> **Problem to solve**
Gather all lines in the entries that include the word "rules".

> **Excerpted data**
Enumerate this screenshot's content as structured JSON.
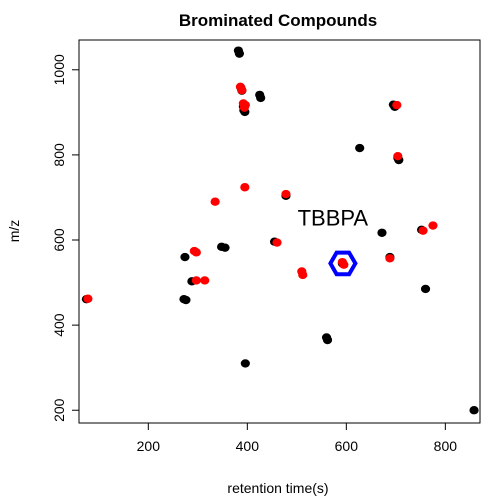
{
  "chart_data": {
    "type": "scatter",
    "title": "Brominated Compounds",
    "xlabel": "retention time(s)",
    "ylabel": "m/z",
    "xlim": [
      60,
      870
    ],
    "ylim": [
      170,
      1070
    ],
    "x_ticks": [
      200,
      400,
      600,
      800
    ],
    "y_ticks": [
      200,
      400,
      600,
      800,
      1000
    ],
    "x_tick_labels": [
      "200",
      "400",
      "600",
      "800"
    ],
    "y_tick_labels": [
      "200",
      "400",
      "600",
      "800",
      "1000"
    ],
    "grid": false,
    "series": [
      {
        "name": "black",
        "color": "#000000",
        "points": [
          [
            75,
            461
          ],
          [
            272,
            461
          ],
          [
            276,
            459
          ],
          [
            274,
            560
          ],
          [
            288,
            503
          ],
          [
            348,
            584
          ],
          [
            355,
            582
          ],
          [
            382,
            1045
          ],
          [
            384,
            1038
          ],
          [
            387,
            958
          ],
          [
            389,
            951
          ],
          [
            392,
            914
          ],
          [
            393,
            905
          ],
          [
            395,
            901
          ],
          [
            396,
            310
          ],
          [
            425,
            941
          ],
          [
            427,
            934
          ],
          [
            455,
            596
          ],
          [
            478,
            704
          ],
          [
            560,
            371
          ],
          [
            562,
            365
          ],
          [
            592,
            545
          ],
          [
            627,
            816
          ],
          [
            672,
            617
          ],
          [
            688,
            560
          ],
          [
            695,
            918
          ],
          [
            698,
            913
          ],
          [
            704,
            793
          ],
          [
            706,
            788
          ],
          [
            760,
            485
          ],
          [
            752,
            624
          ],
          [
            858,
            200
          ]
        ]
      },
      {
        "name": "red",
        "color": "#ff0000",
        "points": [
          [
            78,
            462
          ],
          [
            293,
            574
          ],
          [
            297,
            571
          ],
          [
            297,
            505
          ],
          [
            314,
            505
          ],
          [
            335,
            690
          ],
          [
            386,
            960
          ],
          [
            389,
            952
          ],
          [
            392,
            921
          ],
          [
            394,
            911
          ],
          [
            396,
            917
          ],
          [
            395,
            724
          ],
          [
            460,
            594
          ],
          [
            478,
            708
          ],
          [
            510,
            526
          ],
          [
            512,
            518
          ],
          [
            592,
            548
          ],
          [
            595,
            542
          ],
          [
            688,
            557
          ],
          [
            702,
            917
          ],
          [
            704,
            797
          ],
          [
            755,
            622
          ],
          [
            775,
            634
          ]
        ]
      }
    ],
    "highlight": {
      "label": "TBBPA",
      "x": 593,
      "y": 545,
      "color": "#0000ff"
    }
  }
}
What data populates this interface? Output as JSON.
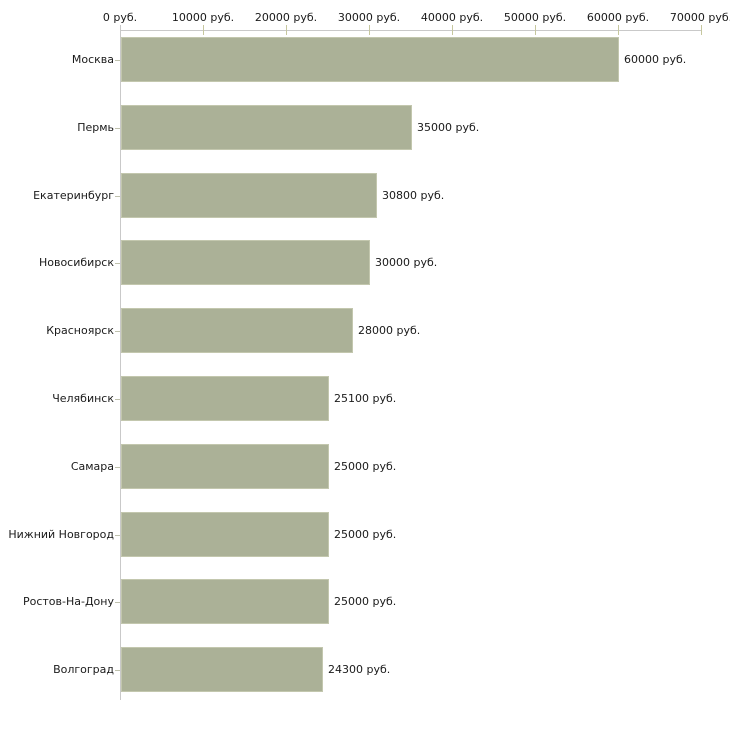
{
  "chart_data": {
    "type": "bar",
    "orientation": "horizontal",
    "title": "",
    "xlabel": "",
    "ylabel": "",
    "unit": "руб.",
    "categories": [
      "Москва",
      "Пермь",
      "Екатеринбург",
      "Новосибирск",
      "Красноярск",
      "Челябинск",
      "Самара",
      "Нижний Новгород",
      "Ростов-На-Дону",
      "Волгоград"
    ],
    "values": [
      60000,
      35000,
      30800,
      30000,
      28000,
      25100,
      25000,
      25000,
      25000,
      24300
    ],
    "value_labels": [
      "60000 руб.",
      "35000 руб.",
      "30800 руб.",
      "30000 руб.",
      "28000 руб.",
      "25100 руб.",
      "25000 руб.",
      "25000 руб.",
      "25000 руб.",
      "24300 руб."
    ],
    "xlim": [
      0,
      70000
    ],
    "x_ticks": [
      0,
      10000,
      20000,
      30000,
      40000,
      50000,
      60000,
      70000
    ],
    "x_tick_labels": [
      "0 руб.",
      "10000 руб.",
      "20000 руб.",
      "30000 руб.",
      "40000 руб.",
      "50000 руб.",
      "60000 руб.",
      "70000 руб."
    ],
    "grid": false,
    "legend": false,
    "axis_position": "top"
  },
  "colors": {
    "background": "#ffffff",
    "bar_fill": "#abb197",
    "bar_border": "#c3c7ae",
    "axis_line": "#c9c9c9",
    "tick_mark": "#c6c79e",
    "category_tick": "#bfc1ad",
    "text": "#1a1a1a"
  }
}
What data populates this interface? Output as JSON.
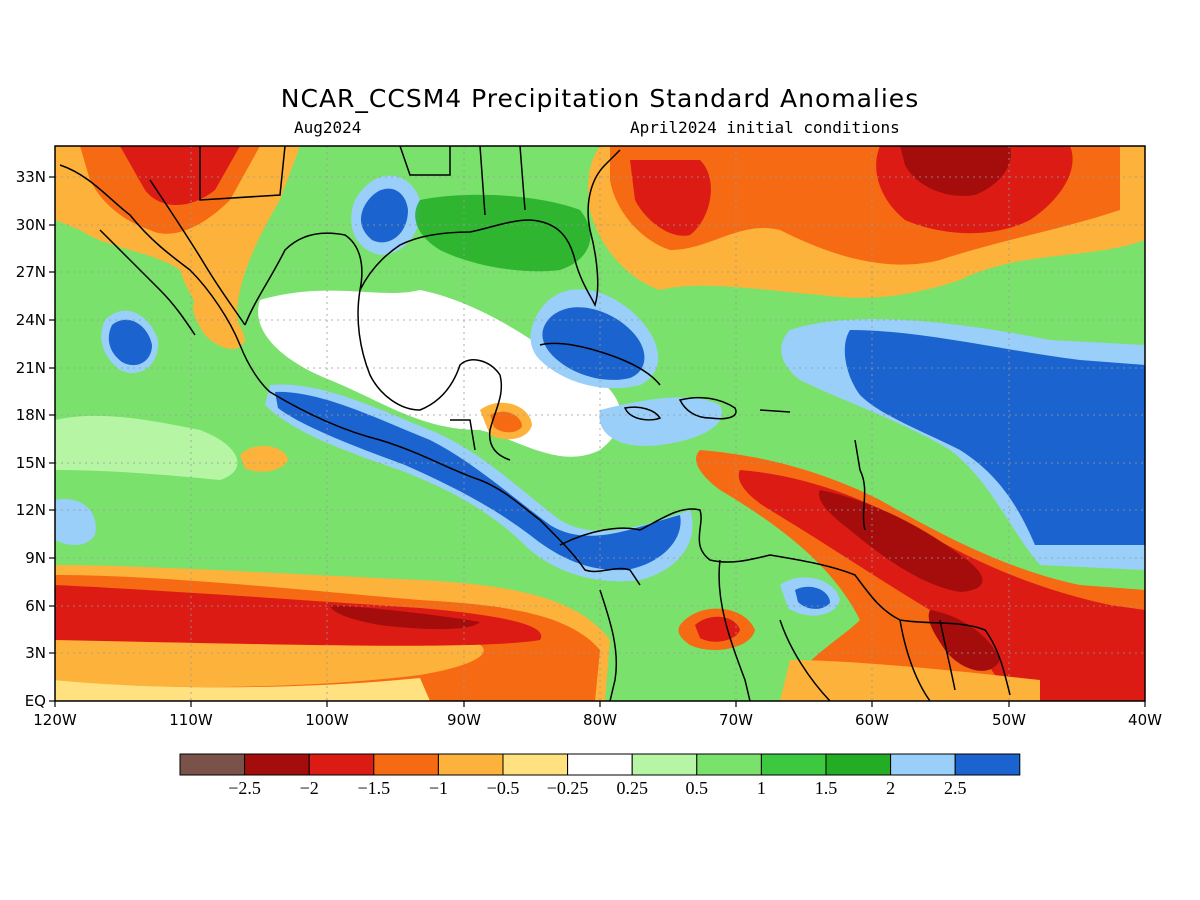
{
  "title": "NCAR_CCSM4 Precipitation Standard Anomalies",
  "valid_month": "Aug2024",
  "init_conditions": "April2024 initial conditions",
  "map": {
    "lon_range": [
      -120,
      -40
    ],
    "lat_range": [
      0,
      35
    ],
    "lat_ticks": [
      "33N",
      "30N",
      "27N",
      "24N",
      "21N",
      "18N",
      "15N",
      "12N",
      "9N",
      "6N",
      "3N",
      "EQ"
    ],
    "lon_ticks": [
      "120W",
      "110W",
      "100W",
      "90W",
      "80W",
      "70W",
      "60W",
      "50W",
      "40W"
    ]
  },
  "colorbar": {
    "colors": [
      "#7a524a",
      "#a50d0d",
      "#db1b14",
      "#f56a12",
      "#fdb23b",
      "#ffe17f",
      "#ffffff",
      "#b6f5a4",
      "#7ae26c",
      "#3cc940",
      "#22ad24",
      "#99cff8",
      "#1b63cf"
    ],
    "labels": [
      "−2.5",
      "−2",
      "−1.5",
      "−1",
      "−0.5",
      "−0.25",
      "0.25",
      "0.5",
      "1",
      "1.5",
      "2",
      "2.5"
    ]
  }
}
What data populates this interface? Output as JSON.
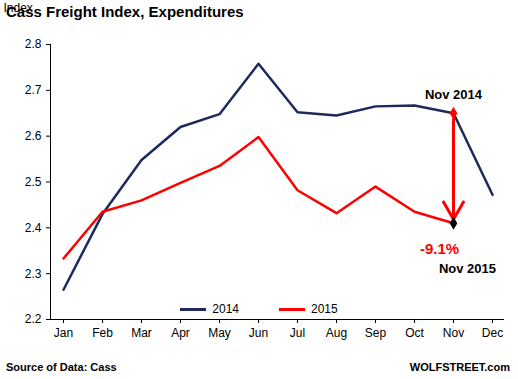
{
  "chart_data": {
    "type": "line",
    "title": "Cass Freight Index, Expenditures",
    "y_label": "Index",
    "source": "Source of Data: Cass",
    "credit": "WOLFSTREET.com",
    "categories": [
      "Jan",
      "Feb",
      "Mar",
      "Apr",
      "May",
      "Jun",
      "Jul",
      "Aug",
      "Sep",
      "Oct",
      "Nov",
      "Dec"
    ],
    "series": [
      {
        "name": "2014",
        "color": "#1f2a5c",
        "values": [
          2.265,
          2.43,
          2.548,
          2.62,
          2.648,
          2.758,
          2.652,
          2.645,
          2.665,
          2.667,
          2.65,
          2.472
        ]
      },
      {
        "name": "2015",
        "color": "#ff0000",
        "values": [
          2.333,
          2.435,
          2.46,
          2.498,
          2.535,
          2.598,
          2.482,
          2.432,
          2.49,
          2.435,
          2.41,
          null
        ]
      }
    ],
    "ylim": [
      2.2,
      2.8
    ],
    "yticks": [
      2.2,
      2.3,
      2.4,
      2.5,
      2.6,
      2.7,
      2.8
    ],
    "grid": false,
    "legend": "bottom",
    "annotations": [
      {
        "text": "Nov 2014",
        "x": "Nov",
        "series": "2014"
      },
      {
        "text": "-9.1%",
        "x": "Nov",
        "series": "2015"
      },
      {
        "text": "Nov 2015",
        "x": "Nov",
        "series": "2015"
      }
    ]
  }
}
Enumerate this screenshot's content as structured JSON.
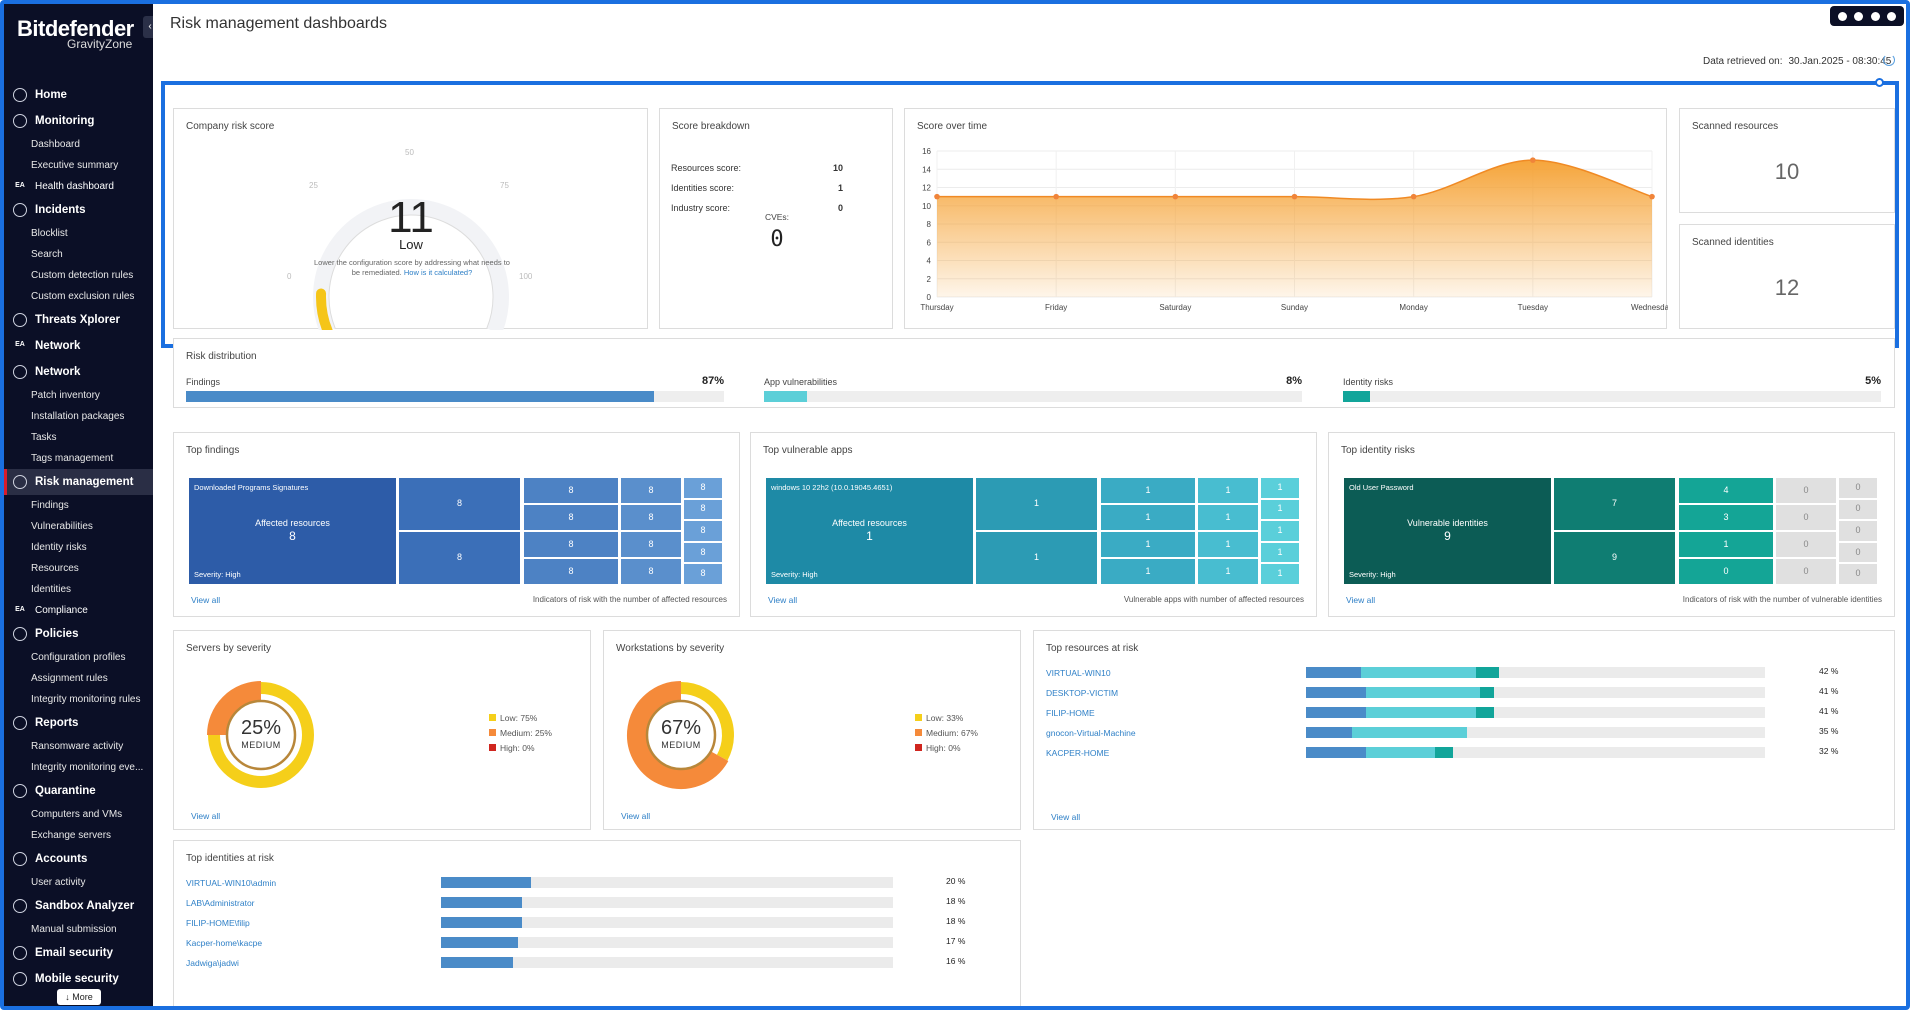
{
  "brand": {
    "name": "Bitdefender",
    "product": "GravityZone"
  },
  "sidebar": {
    "collapse_glyph": "‹",
    "more_label": "↓ More",
    "items": [
      {
        "label": "Home",
        "icon": "home-icon",
        "type": "main"
      },
      {
        "label": "Monitoring",
        "icon": "monitoring-icon",
        "type": "main"
      },
      {
        "label": "Dashboard",
        "type": "sub"
      },
      {
        "label": "Executive summary",
        "type": "sub"
      },
      {
        "label": "Health dashboard",
        "icon": "ea-badge-icon",
        "badge": "EA",
        "type": "ea"
      },
      {
        "label": "Incidents",
        "icon": "incidents-icon",
        "type": "main"
      },
      {
        "label": "Blocklist",
        "type": "sub"
      },
      {
        "label": "Search",
        "type": "sub"
      },
      {
        "label": "Custom detection rules",
        "type": "sub"
      },
      {
        "label": "Custom exclusion rules",
        "type": "sub"
      },
      {
        "label": "Threats Xplorer",
        "icon": "shield-icon",
        "type": "main"
      },
      {
        "label": "Network",
        "icon": "ea-badge-icon",
        "badge": "EA",
        "type": "main-ea"
      },
      {
        "label": "Network",
        "icon": "network-icon",
        "type": "main"
      },
      {
        "label": "Patch inventory",
        "type": "sub"
      },
      {
        "label": "Installation packages",
        "type": "sub"
      },
      {
        "label": "Tasks",
        "type": "sub"
      },
      {
        "label": "Tags management",
        "type": "sub"
      },
      {
        "label": "Risk management",
        "icon": "risk-icon",
        "type": "main",
        "active": true
      },
      {
        "label": "Findings",
        "type": "sub"
      },
      {
        "label": "Vulnerabilities",
        "type": "sub"
      },
      {
        "label": "Identity risks",
        "type": "sub"
      },
      {
        "label": "Resources",
        "type": "sub"
      },
      {
        "label": "Identities",
        "type": "sub"
      },
      {
        "label": "Compliance",
        "icon": "ea-badge-icon",
        "badge": "EA",
        "type": "ea"
      },
      {
        "label": "Policies",
        "icon": "policies-icon",
        "type": "main"
      },
      {
        "label": "Configuration profiles",
        "type": "sub"
      },
      {
        "label": "Assignment rules",
        "type": "sub"
      },
      {
        "label": "Integrity monitoring rules",
        "type": "sub"
      },
      {
        "label": "Reports",
        "icon": "reports-icon",
        "type": "main"
      },
      {
        "label": "Ransomware activity",
        "type": "sub"
      },
      {
        "label": "Integrity monitoring eve...",
        "type": "sub"
      },
      {
        "label": "Quarantine",
        "icon": "quarantine-icon",
        "type": "main"
      },
      {
        "label": "Computers and VMs",
        "type": "sub"
      },
      {
        "label": "Exchange servers",
        "type": "sub"
      },
      {
        "label": "Accounts",
        "icon": "accounts-icon",
        "type": "main"
      },
      {
        "label": "User activity",
        "type": "sub"
      },
      {
        "label": "Sandbox Analyzer",
        "icon": "sandbox-icon",
        "type": "main"
      },
      {
        "label": "Manual submission",
        "type": "sub"
      },
      {
        "label": "Email security",
        "icon": "email-icon",
        "type": "main"
      },
      {
        "label": "Mobile security",
        "icon": "mobile-icon",
        "type": "main"
      }
    ]
  },
  "header": {
    "title": "Risk management dashboards",
    "retrieved_label": "Data retrieved on:",
    "retrieved_value": "30.Jan.2025 - 08:30:45"
  },
  "company_risk": {
    "title": "Company risk score",
    "score": "11",
    "level": "Low",
    "score_value": 11,
    "ticks": [
      "0",
      "25",
      "50",
      "75",
      "100"
    ],
    "note": "Lower the configuration score by addressing what needs to be remediated.",
    "link": "How is it calculated?",
    "color": "#f5c518"
  },
  "score_breakdown": {
    "title": "Score breakdown",
    "rows": [
      {
        "label": "Resources score:",
        "value": "10"
      },
      {
        "label": "Identities score:",
        "value": "1"
      },
      {
        "label": "Industry score:",
        "value": "0"
      }
    ],
    "cves_label": "CVEs:",
    "cves_value": "0"
  },
  "score_over_time": {
    "title": "Score over time"
  },
  "chart_data": {
    "type": "area",
    "title": "Score over time",
    "x": [
      "Thursday",
      "Friday",
      "Saturday",
      "Sunday",
      "Monday",
      "Tuesday",
      "Wednesday"
    ],
    "series": [
      {
        "values": [
          11,
          11,
          11,
          11,
          11,
          15,
          11
        ]
      }
    ],
    "ylim": [
      0,
      16
    ],
    "yticks": [
      "0",
      "2",
      "4",
      "6",
      "8",
      "10",
      "12",
      "14",
      "16"
    ],
    "grid": true,
    "color": "#f5a030"
  },
  "scanned_resources": {
    "title": "Scanned resources",
    "value": "10"
  },
  "scanned_identities": {
    "title": "Scanned identities",
    "value": "12"
  },
  "risk_distribution": {
    "title": "Risk distribution",
    "items": [
      {
        "label": "Findings",
        "pct": "87%",
        "value": 87,
        "color": "#4a8bc8"
      },
      {
        "label": "App vulnerabilities",
        "pct": "8%",
        "value": 8,
        "color": "#5ccfd8"
      },
      {
        "label": "Identity risks",
        "pct": "5%",
        "value": 5,
        "color": "#12a59a"
      }
    ]
  },
  "top_findings": {
    "title": "Top findings",
    "main_name": "Downloaded Programs Signatures",
    "main_label": "Affected resources",
    "main_value": "8",
    "severity": "Severity: High",
    "cells": [
      "8",
      "8",
      "8",
      "8",
      "8",
      "8",
      "8",
      "8",
      "8",
      "8",
      "8",
      "8",
      "8",
      "8",
      "8"
    ],
    "view_all": "View all",
    "caption": "Indicators of risk with the number of affected resources"
  },
  "top_apps": {
    "title": "Top vulnerable apps",
    "main_name": "windows 10 22h2 (10.0.19045.4651)",
    "main_label": "Affected resources",
    "main_value": "1",
    "severity": "Severity: High",
    "cells": [
      "1",
      "1",
      "1",
      "1",
      "1",
      "1",
      "1",
      "1",
      "1",
      "1",
      "1",
      "1",
      "1",
      "1",
      "1"
    ],
    "view_all": "View all",
    "caption": "Vulnerable apps with number of affected resources"
  },
  "top_identity": {
    "title": "Top identity risks",
    "main_name": "Old User Password",
    "main_label": "Vulnerable identities",
    "main_value": "9",
    "severity": "Severity: High",
    "cells": [
      "7",
      "9",
      "4",
      "3",
      "1",
      "0",
      "0",
      "0",
      "0",
      "0",
      "0",
      "0",
      "0",
      "0",
      "0"
    ],
    "view_all": "View all",
    "caption": "Indicators of risk with the number of vulnerable identities"
  },
  "servers": {
    "title": "Servers by severity",
    "pct": "25%",
    "level": "MEDIUM",
    "slices": [
      {
        "label": "Low:",
        "pct": "75%",
        "value": 75,
        "color": "#f5cf1a"
      },
      {
        "label": "Medium:",
        "pct": "25%",
        "value": 25,
        "color": "#f58a3a"
      },
      {
        "label": "High:",
        "pct": "0%",
        "value": 0,
        "color": "#d0261f"
      }
    ],
    "view_all": "View all"
  },
  "workstations": {
    "title": "Workstations by severity",
    "pct": "67%",
    "level": "MEDIUM",
    "slices": [
      {
        "label": "Low:",
        "pct": "33%",
        "value": 33,
        "color": "#f5cf1a"
      },
      {
        "label": "Medium:",
        "pct": "67%",
        "value": 67,
        "color": "#f58a3a"
      },
      {
        "label": "High:",
        "pct": "0%",
        "value": 0,
        "color": "#d0261f"
      }
    ],
    "view_all": "View all"
  },
  "top_resources": {
    "title": "Top resources at risk",
    "rows": [
      {
        "name": "VIRTUAL-WIN10",
        "pct": "42 %",
        "segments": [
          12,
          25,
          5
        ]
      },
      {
        "name": "DESKTOP-VICTIM",
        "pct": "41 %",
        "segments": [
          13,
          25,
          3
        ]
      },
      {
        "name": "FILIP-HOME",
        "pct": "41 %",
        "segments": [
          13,
          24,
          4
        ]
      },
      {
        "name": "gnocon-Virtual-Machine",
        "pct": "35 %",
        "segments": [
          10,
          25,
          0
        ]
      },
      {
        "name": "KACPER-HOME",
        "pct": "32 %",
        "segments": [
          13,
          15,
          4
        ]
      }
    ],
    "colors": [
      "#4a8bc8",
      "#5ccfd8",
      "#12a59a"
    ],
    "view_all": "View all"
  },
  "top_identities": {
    "title": "Top identities at risk",
    "rows": [
      {
        "name": "VIRTUAL-WIN10\\admin",
        "pct": "20 %",
        "value": 20
      },
      {
        "name": "LAB\\Administrator",
        "pct": "18 %",
        "value": 18
      },
      {
        "name": "FILIP-HOME\\filip",
        "pct": "18 %",
        "value": 18
      },
      {
        "name": "Kacper-home\\kacpe",
        "pct": "17 %",
        "value": 17
      },
      {
        "name": "Jadwiga\\jadwi",
        "pct": "16 %",
        "value": 16
      }
    ],
    "color": "#4a8bc8"
  }
}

> **Solution below**
        "label": "Custom detection rules",
        "label": "Custom exclusion rules",
        "label": "Assignment rules",
        "label": "Integrity monitoring rules",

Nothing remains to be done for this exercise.